Data entries:
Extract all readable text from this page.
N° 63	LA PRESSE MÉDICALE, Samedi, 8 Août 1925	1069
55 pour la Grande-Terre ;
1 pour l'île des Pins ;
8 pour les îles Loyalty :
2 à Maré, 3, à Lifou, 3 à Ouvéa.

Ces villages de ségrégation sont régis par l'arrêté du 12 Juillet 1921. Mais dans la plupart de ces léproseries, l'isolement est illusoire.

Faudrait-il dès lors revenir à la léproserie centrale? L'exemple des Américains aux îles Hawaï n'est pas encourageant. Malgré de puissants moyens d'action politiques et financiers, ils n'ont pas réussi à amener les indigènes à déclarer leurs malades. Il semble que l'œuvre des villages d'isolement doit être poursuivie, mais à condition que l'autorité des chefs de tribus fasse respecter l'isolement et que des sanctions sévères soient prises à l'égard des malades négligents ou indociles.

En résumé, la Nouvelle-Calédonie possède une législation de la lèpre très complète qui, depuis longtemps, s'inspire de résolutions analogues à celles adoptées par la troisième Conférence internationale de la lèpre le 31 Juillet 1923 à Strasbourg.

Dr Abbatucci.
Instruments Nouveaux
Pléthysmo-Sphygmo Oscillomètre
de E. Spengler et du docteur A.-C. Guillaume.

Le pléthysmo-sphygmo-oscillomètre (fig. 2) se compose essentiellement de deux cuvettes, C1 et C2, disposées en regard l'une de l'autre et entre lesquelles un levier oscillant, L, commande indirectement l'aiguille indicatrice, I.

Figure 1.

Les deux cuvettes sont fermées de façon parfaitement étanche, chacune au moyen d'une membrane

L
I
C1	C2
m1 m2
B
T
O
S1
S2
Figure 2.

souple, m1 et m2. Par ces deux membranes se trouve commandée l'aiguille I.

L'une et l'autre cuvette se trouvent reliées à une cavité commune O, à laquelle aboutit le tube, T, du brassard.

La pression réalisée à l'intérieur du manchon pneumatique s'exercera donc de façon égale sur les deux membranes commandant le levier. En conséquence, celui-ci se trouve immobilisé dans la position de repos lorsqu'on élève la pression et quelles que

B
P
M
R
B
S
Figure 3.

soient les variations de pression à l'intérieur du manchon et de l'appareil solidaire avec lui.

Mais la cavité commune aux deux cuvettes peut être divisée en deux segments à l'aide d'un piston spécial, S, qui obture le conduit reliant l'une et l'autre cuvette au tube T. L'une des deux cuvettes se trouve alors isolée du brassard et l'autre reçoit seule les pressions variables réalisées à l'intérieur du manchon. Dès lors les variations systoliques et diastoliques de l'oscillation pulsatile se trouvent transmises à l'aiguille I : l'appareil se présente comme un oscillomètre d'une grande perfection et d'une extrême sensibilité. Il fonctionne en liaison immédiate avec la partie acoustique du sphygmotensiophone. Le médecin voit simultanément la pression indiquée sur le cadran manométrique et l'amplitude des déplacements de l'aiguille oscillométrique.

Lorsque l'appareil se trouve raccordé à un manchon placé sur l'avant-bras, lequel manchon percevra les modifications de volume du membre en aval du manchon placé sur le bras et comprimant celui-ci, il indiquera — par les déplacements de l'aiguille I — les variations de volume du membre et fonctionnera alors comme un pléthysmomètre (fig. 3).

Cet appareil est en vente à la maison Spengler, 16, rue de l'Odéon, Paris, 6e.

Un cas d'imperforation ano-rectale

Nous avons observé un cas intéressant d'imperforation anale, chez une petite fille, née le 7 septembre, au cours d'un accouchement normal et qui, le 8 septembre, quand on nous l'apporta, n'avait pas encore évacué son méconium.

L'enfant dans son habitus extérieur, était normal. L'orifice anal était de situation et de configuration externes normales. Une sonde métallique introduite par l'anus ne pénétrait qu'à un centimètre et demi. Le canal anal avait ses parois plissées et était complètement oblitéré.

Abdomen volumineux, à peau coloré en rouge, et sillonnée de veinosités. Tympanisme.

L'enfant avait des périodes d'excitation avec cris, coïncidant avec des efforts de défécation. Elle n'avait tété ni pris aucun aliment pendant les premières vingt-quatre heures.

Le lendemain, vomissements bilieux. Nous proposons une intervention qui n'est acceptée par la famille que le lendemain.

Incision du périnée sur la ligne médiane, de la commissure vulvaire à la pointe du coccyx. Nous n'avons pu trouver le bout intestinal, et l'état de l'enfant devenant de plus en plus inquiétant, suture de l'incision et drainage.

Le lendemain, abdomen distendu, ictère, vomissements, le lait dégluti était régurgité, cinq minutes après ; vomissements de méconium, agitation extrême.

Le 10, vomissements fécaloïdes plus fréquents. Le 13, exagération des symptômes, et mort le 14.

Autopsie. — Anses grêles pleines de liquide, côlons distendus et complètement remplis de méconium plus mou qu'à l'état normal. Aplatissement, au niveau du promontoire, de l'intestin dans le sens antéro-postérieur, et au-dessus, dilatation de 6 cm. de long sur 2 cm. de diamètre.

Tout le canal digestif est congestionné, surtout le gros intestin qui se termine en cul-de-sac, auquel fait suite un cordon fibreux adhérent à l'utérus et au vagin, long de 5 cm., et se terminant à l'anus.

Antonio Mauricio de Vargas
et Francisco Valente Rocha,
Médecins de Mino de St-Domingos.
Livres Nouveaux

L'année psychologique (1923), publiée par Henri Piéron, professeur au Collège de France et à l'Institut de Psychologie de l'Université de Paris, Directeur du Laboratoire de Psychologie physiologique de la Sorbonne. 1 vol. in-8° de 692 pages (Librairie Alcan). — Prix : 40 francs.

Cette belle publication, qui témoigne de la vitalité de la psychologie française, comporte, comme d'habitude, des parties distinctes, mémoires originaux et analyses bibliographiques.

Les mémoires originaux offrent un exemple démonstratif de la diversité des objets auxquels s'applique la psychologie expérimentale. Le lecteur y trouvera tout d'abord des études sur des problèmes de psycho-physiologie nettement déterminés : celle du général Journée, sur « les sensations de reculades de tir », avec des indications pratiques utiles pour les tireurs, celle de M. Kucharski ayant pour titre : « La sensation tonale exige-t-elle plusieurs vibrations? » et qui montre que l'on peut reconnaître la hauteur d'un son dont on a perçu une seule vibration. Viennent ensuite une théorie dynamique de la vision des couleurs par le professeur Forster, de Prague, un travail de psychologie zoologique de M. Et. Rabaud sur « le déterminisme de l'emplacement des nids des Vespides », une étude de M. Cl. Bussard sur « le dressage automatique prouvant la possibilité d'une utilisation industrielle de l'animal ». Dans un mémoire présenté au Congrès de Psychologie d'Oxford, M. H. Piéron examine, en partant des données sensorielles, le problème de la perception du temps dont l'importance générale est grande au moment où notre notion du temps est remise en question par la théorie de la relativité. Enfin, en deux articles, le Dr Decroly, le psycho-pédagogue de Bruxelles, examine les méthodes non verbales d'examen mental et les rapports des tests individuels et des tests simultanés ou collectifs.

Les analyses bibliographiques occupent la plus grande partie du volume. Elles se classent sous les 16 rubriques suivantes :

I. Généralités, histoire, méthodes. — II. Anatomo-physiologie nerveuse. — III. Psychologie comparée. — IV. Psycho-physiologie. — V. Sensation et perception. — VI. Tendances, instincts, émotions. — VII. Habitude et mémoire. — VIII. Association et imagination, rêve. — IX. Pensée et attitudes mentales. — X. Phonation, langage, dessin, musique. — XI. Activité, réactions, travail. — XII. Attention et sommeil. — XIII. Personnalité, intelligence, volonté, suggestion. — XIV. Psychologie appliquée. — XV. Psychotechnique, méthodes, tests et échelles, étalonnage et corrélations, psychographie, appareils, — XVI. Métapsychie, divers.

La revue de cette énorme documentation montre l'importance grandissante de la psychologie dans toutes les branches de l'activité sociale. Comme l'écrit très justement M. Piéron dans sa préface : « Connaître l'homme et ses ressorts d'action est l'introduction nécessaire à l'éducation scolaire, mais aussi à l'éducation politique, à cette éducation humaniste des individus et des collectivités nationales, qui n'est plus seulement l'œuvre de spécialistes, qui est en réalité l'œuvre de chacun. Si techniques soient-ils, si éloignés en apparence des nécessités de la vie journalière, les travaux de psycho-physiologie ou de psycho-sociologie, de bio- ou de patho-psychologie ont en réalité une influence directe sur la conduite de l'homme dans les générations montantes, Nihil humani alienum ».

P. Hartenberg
* * *
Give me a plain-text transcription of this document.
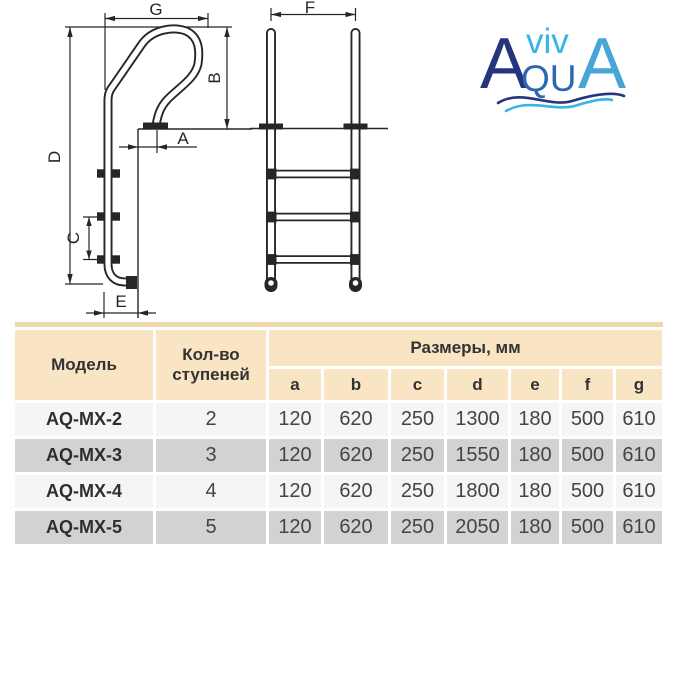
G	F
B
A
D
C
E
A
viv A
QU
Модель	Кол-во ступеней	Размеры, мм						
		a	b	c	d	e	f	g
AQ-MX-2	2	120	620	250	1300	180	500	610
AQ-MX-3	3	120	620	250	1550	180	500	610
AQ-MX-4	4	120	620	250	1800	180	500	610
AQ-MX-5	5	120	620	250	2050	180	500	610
--
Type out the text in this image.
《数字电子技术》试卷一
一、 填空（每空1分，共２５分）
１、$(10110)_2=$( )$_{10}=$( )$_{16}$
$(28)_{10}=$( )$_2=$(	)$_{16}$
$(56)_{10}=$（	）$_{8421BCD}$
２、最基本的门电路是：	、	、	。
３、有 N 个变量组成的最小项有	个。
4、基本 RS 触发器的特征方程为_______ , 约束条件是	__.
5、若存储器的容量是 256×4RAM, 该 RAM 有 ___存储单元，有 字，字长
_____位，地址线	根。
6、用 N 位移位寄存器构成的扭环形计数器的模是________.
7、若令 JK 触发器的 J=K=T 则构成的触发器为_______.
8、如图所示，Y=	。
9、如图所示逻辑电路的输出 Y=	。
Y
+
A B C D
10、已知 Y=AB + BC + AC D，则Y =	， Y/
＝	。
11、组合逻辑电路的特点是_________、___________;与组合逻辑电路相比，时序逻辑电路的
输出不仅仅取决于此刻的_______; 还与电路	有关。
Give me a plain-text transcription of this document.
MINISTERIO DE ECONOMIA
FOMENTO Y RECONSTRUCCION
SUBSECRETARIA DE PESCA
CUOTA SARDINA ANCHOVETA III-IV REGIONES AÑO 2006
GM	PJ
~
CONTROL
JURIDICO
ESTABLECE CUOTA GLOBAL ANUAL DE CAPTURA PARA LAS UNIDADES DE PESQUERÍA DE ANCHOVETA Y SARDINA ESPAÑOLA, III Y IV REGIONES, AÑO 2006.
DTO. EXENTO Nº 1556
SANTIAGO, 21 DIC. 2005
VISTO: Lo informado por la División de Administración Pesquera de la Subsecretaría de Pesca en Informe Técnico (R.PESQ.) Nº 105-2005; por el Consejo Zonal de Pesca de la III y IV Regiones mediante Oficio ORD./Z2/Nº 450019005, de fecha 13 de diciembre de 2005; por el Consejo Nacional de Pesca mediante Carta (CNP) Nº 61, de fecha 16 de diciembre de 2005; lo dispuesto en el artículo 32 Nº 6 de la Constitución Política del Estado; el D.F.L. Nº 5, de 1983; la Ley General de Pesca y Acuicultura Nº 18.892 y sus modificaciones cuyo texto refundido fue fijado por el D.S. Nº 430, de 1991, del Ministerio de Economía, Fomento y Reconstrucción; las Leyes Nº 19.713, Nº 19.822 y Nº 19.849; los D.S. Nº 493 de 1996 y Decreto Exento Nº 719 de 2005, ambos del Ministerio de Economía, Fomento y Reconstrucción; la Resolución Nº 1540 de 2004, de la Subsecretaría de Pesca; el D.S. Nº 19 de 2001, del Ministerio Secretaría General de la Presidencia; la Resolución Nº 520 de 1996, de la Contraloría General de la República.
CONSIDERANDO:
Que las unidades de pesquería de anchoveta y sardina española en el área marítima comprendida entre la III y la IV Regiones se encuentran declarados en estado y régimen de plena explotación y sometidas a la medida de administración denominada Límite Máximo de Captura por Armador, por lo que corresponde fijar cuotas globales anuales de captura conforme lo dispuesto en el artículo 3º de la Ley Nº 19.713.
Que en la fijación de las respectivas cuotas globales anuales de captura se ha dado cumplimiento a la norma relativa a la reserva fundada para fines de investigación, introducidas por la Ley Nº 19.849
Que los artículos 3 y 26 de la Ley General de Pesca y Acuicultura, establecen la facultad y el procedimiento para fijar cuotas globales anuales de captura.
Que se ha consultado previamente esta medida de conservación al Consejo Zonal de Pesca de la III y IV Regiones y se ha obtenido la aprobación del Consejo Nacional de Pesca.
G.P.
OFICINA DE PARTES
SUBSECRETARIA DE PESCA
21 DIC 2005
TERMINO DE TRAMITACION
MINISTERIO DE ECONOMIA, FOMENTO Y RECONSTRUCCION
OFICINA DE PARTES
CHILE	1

[Written instruction] Look over the records above and copy each line that includes the string "levier".

[Finished exercise]
Le pléthysmo-sphygmo-oscillomètre (fig. 2) se compose essentiellement de deux cuvettes, C1 et C2, disposées en regard l'une de l'autre et entre lesquelles un levier oscillant, L, commande indirectement l'aiguille indicatrice, I.
La pression réalisée à l'intérieur du manchon pneumatique s'exercera donc de façon égale sur les deux membranes commandant le levier. En conséquence, celui-ci se trouve immobilisé dans la position de repos lorsqu'on élève la pression et quelles que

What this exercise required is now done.